- Data in this exercise:
========================================================================
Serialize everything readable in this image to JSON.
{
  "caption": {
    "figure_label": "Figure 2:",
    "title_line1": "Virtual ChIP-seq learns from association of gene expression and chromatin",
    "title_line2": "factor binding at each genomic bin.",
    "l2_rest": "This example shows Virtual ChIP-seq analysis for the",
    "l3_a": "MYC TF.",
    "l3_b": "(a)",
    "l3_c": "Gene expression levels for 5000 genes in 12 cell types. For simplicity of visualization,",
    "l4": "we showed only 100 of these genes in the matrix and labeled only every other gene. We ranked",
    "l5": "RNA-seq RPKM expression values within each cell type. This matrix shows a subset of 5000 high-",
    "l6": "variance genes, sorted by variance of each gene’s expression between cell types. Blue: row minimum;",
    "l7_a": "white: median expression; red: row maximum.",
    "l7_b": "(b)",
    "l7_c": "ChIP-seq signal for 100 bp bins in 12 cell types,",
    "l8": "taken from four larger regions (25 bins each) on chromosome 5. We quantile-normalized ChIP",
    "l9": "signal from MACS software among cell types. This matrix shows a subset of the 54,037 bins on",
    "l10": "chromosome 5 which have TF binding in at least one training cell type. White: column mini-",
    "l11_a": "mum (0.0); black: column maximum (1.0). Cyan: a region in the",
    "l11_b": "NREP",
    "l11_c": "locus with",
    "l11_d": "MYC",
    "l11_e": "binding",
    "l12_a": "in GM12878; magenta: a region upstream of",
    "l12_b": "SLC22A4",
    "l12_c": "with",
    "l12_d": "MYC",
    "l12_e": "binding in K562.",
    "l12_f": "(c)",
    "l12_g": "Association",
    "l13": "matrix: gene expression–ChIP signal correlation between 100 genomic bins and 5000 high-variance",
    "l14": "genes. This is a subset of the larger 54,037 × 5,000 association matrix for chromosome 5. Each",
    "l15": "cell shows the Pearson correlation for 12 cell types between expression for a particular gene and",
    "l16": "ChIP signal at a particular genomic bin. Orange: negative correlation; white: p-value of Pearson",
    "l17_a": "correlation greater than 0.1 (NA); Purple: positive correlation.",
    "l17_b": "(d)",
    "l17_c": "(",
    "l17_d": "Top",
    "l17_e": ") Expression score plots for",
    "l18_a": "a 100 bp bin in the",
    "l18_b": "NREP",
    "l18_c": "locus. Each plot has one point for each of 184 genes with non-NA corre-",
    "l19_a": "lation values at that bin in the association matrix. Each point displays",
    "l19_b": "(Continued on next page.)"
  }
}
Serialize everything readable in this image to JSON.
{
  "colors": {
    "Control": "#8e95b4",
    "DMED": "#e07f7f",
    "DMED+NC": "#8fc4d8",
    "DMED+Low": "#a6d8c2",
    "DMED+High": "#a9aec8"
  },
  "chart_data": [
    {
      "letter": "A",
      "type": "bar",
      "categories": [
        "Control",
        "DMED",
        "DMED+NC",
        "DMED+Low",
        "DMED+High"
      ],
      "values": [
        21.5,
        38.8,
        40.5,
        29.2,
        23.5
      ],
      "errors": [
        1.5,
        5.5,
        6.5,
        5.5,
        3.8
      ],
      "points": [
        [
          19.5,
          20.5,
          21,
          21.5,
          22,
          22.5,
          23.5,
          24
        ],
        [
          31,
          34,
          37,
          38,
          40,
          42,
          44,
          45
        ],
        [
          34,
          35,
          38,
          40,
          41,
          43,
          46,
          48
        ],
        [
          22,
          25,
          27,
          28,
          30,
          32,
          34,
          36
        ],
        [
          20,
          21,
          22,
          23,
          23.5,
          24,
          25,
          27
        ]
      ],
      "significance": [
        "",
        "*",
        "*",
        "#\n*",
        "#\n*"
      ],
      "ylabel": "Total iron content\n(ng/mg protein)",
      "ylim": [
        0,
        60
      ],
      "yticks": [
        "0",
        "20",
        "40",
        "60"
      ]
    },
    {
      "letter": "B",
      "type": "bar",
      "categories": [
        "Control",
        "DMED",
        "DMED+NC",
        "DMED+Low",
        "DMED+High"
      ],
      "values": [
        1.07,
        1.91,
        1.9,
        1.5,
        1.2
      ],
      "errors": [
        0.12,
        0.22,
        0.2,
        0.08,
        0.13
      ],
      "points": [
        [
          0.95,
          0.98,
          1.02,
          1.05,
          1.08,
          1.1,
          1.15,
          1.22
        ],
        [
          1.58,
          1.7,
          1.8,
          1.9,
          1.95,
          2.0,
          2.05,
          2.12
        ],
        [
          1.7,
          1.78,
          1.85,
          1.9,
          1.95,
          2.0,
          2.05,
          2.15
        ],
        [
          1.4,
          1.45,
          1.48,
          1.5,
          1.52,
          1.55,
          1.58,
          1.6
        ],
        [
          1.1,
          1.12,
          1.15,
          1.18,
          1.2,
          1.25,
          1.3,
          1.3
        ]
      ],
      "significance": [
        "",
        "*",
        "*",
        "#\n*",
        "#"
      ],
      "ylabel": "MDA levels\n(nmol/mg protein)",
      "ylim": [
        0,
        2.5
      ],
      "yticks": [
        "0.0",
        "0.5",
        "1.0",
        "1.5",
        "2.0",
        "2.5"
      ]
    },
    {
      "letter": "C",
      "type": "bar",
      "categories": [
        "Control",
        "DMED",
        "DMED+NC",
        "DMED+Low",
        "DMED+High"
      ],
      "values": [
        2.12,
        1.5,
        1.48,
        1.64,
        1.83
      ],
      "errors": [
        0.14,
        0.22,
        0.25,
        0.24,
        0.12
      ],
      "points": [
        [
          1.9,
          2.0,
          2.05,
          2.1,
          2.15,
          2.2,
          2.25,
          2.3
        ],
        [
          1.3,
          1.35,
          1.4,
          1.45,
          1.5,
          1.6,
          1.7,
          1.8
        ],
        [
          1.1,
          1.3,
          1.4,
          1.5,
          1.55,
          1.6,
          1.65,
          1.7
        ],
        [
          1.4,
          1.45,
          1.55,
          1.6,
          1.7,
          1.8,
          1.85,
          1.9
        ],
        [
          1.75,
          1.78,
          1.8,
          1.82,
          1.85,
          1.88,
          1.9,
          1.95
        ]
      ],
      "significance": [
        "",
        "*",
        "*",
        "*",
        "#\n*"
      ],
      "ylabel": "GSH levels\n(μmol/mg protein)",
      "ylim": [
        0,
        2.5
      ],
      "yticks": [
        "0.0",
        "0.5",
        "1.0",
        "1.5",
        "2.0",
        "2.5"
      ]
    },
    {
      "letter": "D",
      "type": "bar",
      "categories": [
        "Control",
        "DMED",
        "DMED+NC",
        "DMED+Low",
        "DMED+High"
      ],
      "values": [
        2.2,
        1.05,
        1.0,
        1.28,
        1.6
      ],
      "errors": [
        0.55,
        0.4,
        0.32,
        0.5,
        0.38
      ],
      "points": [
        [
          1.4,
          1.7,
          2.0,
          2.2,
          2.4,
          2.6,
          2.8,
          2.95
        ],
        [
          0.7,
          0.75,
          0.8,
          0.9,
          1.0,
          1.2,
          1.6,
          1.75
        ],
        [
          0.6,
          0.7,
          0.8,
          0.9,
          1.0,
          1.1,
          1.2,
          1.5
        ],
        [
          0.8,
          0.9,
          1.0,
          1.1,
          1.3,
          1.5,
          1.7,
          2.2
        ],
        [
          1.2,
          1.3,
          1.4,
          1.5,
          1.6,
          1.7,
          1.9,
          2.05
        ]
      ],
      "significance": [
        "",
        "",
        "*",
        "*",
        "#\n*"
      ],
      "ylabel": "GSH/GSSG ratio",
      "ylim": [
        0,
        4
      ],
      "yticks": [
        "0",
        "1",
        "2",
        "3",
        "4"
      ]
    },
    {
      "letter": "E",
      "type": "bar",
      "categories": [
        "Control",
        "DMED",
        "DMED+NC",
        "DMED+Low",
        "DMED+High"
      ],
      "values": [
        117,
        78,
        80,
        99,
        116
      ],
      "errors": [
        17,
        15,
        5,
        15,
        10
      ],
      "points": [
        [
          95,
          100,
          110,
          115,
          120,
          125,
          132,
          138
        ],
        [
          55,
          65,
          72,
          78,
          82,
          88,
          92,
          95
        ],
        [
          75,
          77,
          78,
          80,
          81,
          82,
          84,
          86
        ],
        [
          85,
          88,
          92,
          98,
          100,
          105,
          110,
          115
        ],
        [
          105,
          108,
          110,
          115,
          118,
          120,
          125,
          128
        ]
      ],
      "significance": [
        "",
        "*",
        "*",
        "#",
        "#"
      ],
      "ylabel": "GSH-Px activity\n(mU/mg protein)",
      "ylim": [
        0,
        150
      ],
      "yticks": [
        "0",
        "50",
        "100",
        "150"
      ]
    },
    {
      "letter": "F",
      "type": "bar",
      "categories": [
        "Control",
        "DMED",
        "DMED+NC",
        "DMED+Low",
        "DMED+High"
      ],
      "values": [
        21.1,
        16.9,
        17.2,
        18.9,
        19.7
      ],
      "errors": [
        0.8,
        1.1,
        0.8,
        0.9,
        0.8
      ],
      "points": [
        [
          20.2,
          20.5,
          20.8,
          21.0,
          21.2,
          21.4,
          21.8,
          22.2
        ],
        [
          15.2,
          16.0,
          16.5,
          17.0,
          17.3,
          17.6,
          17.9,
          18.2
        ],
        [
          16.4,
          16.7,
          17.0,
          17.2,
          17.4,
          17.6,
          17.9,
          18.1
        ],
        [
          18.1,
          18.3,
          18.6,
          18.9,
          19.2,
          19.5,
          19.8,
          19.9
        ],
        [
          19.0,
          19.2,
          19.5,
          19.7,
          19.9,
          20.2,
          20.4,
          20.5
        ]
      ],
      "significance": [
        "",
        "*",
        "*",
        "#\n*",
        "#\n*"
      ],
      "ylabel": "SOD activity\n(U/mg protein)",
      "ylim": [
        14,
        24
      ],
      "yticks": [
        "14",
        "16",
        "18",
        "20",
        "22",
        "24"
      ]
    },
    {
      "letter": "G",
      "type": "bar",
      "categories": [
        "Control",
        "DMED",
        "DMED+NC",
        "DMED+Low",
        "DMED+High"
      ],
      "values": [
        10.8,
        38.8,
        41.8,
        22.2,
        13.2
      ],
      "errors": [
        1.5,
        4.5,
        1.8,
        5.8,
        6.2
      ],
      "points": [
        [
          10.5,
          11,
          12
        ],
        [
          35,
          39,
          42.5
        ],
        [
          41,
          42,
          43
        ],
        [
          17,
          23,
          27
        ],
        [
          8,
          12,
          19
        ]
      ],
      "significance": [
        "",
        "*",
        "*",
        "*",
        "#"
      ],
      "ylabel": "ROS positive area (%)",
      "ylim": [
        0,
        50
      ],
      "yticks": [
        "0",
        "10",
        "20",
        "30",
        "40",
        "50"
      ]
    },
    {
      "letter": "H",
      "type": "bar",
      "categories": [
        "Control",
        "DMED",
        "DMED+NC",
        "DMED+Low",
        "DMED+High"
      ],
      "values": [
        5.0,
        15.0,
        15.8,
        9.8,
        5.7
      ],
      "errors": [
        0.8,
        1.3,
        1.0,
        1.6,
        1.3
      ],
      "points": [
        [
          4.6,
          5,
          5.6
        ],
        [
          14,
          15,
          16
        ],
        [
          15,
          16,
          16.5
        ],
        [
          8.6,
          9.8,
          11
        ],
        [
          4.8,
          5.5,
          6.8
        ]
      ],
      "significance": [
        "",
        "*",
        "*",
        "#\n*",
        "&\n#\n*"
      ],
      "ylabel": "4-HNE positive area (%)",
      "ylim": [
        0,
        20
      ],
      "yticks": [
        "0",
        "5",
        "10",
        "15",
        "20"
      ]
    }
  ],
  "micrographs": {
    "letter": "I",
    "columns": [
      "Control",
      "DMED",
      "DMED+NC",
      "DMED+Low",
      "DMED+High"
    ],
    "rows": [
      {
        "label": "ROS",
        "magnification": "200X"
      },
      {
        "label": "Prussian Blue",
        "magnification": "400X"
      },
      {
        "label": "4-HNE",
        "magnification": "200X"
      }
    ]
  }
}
========================================================================
- Task details:
Show all lines above that contain "types".

- Your solution:
    "l3_c": "Gene expression levels for 5000 genes in 12 cell types. For simplicity of visualization,",
    "l6": "variance genes, sorted by variance of each gene’s expression between cell types. Blue: row minimum;",
    "l7_c": "ChIP-seq signal for 100 bp bins in 12 cell types,",
    "l9": "signal from MACS software among cell types. This matrix shows a subset of the 54,037 bins on",
    "l15": "cell shows the Pearson correlation for 12 cell types between expression for a particular gene and",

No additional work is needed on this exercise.